Determine the number of lines where "terapeutycznych" occurs and reply with that number by itself.

• _EXCERPTED DATA_:
****************

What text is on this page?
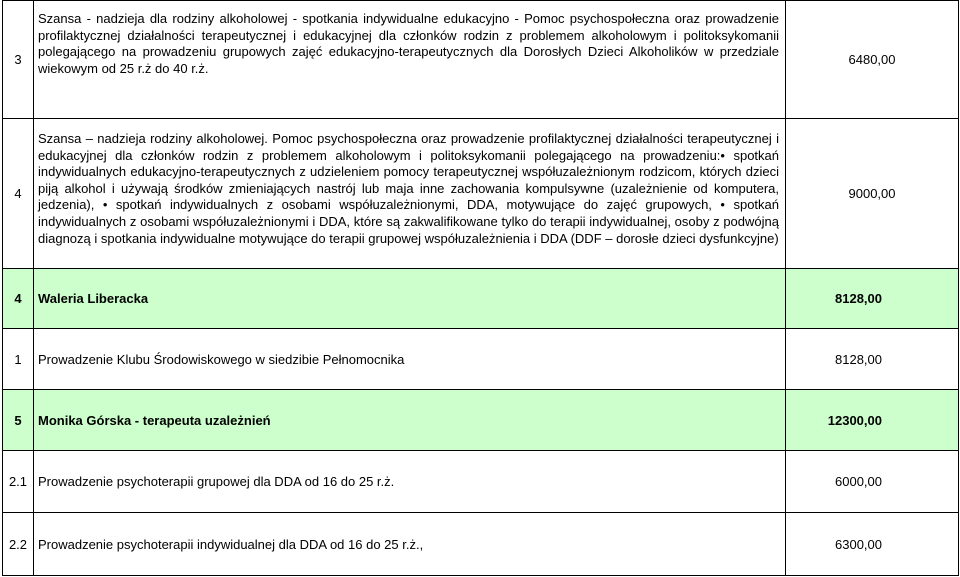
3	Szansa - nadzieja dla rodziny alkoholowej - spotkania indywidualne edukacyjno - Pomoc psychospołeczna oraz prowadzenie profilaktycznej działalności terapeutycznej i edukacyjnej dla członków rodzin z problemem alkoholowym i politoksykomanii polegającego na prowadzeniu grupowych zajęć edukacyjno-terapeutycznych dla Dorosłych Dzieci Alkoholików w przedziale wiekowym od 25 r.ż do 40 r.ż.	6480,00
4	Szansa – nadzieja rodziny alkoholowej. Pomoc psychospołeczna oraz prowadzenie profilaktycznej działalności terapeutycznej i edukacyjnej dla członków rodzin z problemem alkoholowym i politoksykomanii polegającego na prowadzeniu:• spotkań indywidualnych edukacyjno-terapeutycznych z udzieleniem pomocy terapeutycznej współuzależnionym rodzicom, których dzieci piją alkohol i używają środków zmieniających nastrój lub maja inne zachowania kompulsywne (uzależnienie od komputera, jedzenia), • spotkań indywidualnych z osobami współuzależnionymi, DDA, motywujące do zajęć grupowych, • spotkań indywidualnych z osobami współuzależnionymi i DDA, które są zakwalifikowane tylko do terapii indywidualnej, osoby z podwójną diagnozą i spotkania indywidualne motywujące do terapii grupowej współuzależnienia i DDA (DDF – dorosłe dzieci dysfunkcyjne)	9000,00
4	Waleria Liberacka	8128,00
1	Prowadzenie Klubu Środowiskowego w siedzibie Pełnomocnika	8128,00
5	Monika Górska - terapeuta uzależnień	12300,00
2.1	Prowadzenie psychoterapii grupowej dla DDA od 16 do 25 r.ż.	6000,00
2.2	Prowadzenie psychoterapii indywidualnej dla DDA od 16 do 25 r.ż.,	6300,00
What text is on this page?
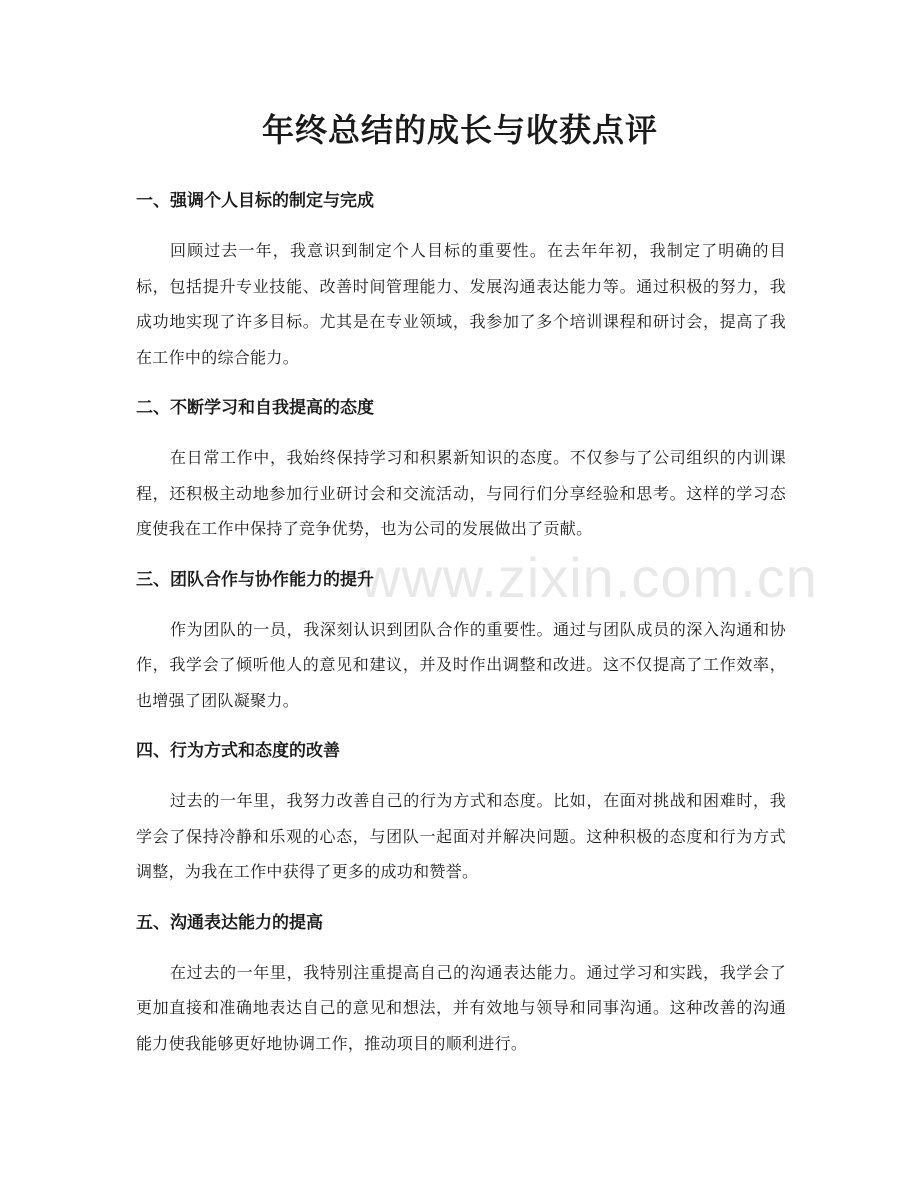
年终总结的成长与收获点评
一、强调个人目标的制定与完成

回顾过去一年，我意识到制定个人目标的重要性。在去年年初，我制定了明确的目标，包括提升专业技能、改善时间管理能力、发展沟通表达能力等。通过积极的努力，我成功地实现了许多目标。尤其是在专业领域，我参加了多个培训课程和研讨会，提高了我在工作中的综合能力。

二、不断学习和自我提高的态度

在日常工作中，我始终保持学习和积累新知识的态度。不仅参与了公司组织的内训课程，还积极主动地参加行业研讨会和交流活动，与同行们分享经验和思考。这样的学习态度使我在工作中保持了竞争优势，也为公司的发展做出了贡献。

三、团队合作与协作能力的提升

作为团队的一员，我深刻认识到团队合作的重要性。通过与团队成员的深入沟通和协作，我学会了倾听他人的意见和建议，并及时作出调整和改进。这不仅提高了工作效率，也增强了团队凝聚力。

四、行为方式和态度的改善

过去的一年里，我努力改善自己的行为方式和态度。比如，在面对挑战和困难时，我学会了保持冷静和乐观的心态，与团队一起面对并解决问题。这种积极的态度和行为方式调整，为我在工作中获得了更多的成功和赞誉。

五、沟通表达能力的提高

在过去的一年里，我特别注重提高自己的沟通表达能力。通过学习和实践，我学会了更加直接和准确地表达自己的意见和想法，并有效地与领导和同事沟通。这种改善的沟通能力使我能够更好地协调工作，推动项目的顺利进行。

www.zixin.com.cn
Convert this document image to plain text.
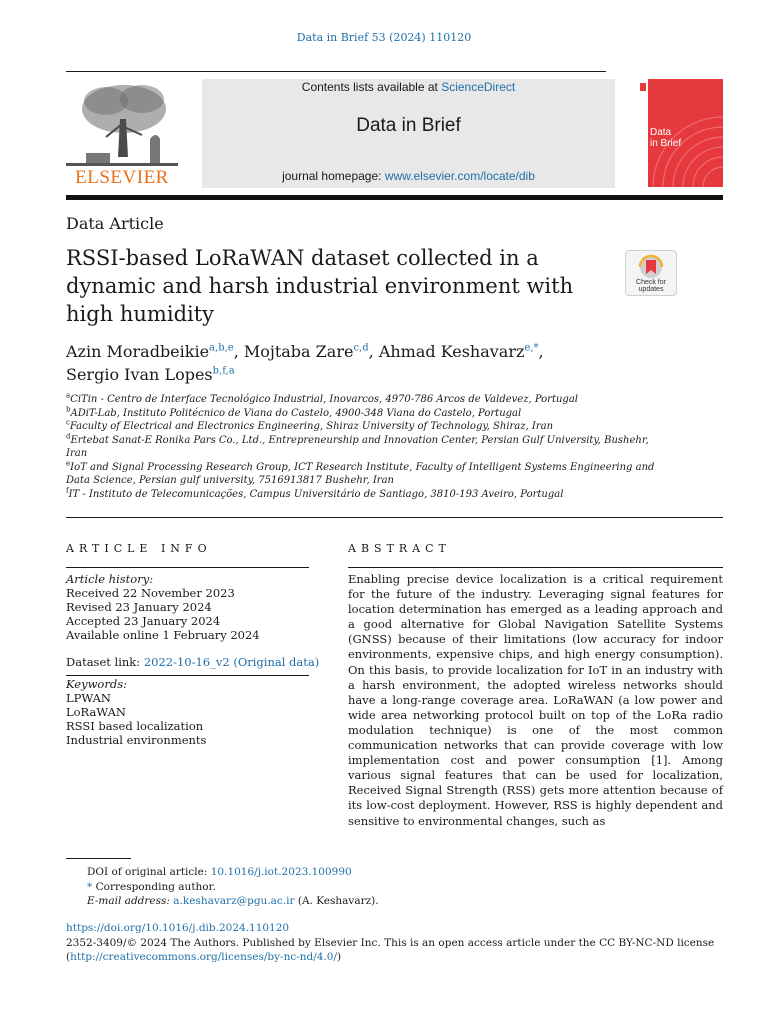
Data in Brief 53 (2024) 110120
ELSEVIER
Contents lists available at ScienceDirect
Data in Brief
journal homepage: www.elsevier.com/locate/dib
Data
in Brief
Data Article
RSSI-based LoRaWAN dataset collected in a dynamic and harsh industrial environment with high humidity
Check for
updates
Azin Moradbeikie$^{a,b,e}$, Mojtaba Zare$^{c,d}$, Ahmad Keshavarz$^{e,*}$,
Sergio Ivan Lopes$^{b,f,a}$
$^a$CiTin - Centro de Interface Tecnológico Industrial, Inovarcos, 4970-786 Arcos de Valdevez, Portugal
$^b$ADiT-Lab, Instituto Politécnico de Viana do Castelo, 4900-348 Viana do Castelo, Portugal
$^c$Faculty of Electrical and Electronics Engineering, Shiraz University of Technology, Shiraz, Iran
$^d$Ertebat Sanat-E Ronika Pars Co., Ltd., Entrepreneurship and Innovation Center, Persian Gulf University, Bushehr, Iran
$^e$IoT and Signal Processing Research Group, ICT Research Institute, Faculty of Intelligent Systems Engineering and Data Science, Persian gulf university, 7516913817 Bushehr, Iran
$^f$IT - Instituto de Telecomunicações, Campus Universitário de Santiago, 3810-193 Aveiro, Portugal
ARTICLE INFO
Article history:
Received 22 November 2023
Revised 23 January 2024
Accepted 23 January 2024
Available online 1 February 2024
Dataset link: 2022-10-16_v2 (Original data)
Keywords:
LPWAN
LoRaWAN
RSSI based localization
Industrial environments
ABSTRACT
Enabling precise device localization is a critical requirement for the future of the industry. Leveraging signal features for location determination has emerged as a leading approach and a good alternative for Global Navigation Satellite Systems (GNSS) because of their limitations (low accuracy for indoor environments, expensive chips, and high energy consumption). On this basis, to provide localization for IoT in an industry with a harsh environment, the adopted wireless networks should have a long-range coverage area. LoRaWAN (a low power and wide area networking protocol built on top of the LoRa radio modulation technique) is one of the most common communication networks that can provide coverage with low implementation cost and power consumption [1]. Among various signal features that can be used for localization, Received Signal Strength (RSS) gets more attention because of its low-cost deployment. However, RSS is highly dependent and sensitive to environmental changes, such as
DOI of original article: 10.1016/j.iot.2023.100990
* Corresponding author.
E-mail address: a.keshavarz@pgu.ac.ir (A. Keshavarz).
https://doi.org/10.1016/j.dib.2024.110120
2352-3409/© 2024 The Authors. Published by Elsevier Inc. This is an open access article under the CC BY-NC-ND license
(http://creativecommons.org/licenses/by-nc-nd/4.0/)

****************

• _RESULT_: 2